Exercise instructions
Skip every image and restate the data word for word.
___ Recorded information ___
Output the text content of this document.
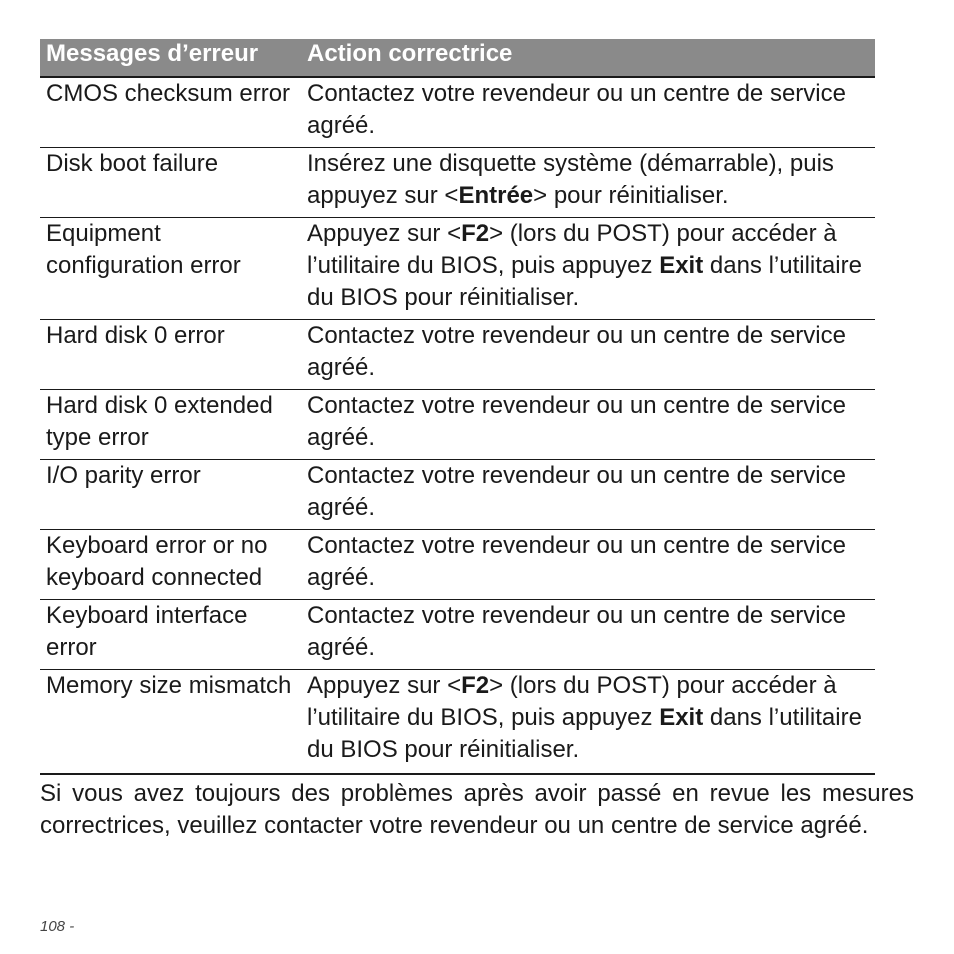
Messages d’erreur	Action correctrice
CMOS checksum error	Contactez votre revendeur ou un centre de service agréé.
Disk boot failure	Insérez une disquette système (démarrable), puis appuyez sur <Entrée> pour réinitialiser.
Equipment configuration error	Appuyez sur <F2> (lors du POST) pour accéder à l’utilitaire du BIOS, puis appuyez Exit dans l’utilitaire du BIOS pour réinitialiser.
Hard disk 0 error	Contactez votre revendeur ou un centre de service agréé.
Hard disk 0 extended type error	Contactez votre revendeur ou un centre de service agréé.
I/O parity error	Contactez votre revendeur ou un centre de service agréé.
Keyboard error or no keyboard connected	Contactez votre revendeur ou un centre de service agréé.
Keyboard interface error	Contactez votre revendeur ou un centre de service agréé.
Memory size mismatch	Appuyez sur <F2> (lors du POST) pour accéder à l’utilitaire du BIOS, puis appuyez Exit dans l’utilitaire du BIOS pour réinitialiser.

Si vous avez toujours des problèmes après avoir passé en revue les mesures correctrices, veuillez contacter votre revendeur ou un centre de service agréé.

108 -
___
Problem solution
Output the text content of this document.
Messages d’erreur	Action correctrice
CMOS checksum error	Contactez votre revendeur ou un centre de service agréé.
Disk boot failure	Insérez une disquette système (démarrable), puis appuyez sur <Entrée> pour réinitialiser.
Equipment configuration error	Appuyez sur <F2> (lors du POST) pour accéder à l’utilitaire du BIOS, puis appuyez Exit dans l’utilitaire du BIOS pour réinitialiser.
Hard disk 0 error	Contactez votre revendeur ou un centre de service agréé.
Hard disk 0 extended type error	Contactez votre revendeur ou un centre de service agréé.
I/O parity error	Contactez votre revendeur ou un centre de service agréé.
Keyboard error or no keyboard connected	Contactez votre revendeur ou un centre de service agréé.
Keyboard interface error	Contactez votre revendeur ou un centre de service agréé.
Memory size mismatch	Appuyez sur <F2> (lors du POST) pour accéder à l’utilitaire du BIOS, puis appuyez Exit dans l’utilitaire du BIOS pour réinitialiser.

Si vous avez toujours des problèmes après avoir passé en revue les mesures correctrices, veuillez contacter votre revendeur ou un centre de service agréé.

108 -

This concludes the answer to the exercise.